## start Given records

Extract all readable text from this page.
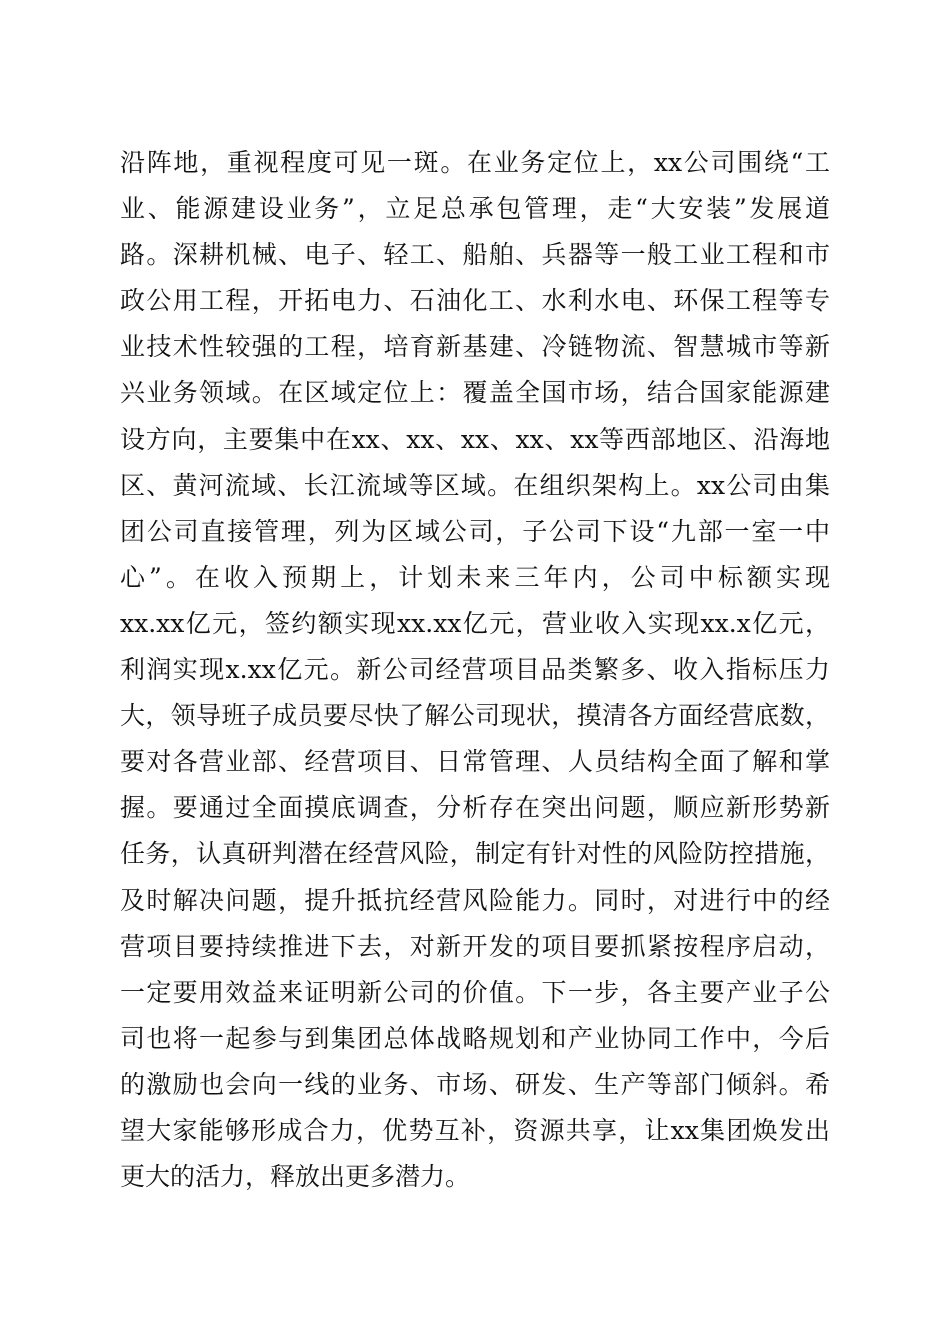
沿阵地，重视程度可见一斑。在业务定位上，xx公司围绕“工
业、能源建设业务”，立足总承包管理，走“大安装”发展道
路。深耕机械、电子、轻工、船舶、兵器等一般工业工程和市
政公用工程，开拓电力、石油化工、水利水电、环保工程等专
业技术性较强的工程，培育新基建、冷链物流、智慧城市等新
兴业务领域。在区域定位上：覆盖全国市场，结合国家能源建
设方向，主要集中在xx、xx、xx、xx、xx等西部地区、沿海地
区、黄河流域、长江流域等区域。在组织架构上。xx公司由集
团公司直接管理，列为区域公司，子公司下设“九部一室一中
心”。在收入预期上，计划未来三年内，公司中标额实现
xx.xx亿元，签约额实现xx.xx亿元，营业收入实现xx.x亿元，
利润实现x.xx亿元。新公司经营项目品类繁多、收入指标压力
大，领导班子成员要尽快了解公司现状，摸清各方面经营底数，
要对各营业部、经营项目、日常管理、人员结构全面了解和掌
握。要通过全面摸底调查，分析存在突出问题，顺应新形势新
任务，认真研判潜在经营风险，制定有针对性的风险防控措施，
及时解决问题，提升抵抗经营风险能力。同时，对进行中的经
营项目要持续推进下去，对新开发的项目要抓紧按程序启动，
一定要用效益来证明新公司的价值。下一步，各主要产业子公
司也将一起参与到集团总体战略规划和产业协同工作中，今后
的激励也会向一线的业务、市场、研发、生产等部门倾斜。希
望大家能够形成合力，优势互补，资源共享，让xx集团焕发出
更大的活力，释放出更多潜力。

## end Given records

▶ [Exercise] Copy all lines from the material that contain "xx亿元".

▶ [Written response]
xx.xx亿元，签约额实现xx.xx亿元，营业收入实现xx.x亿元，
利润实现x.xx亿元。新公司经营项目品类繁多、收入指标压力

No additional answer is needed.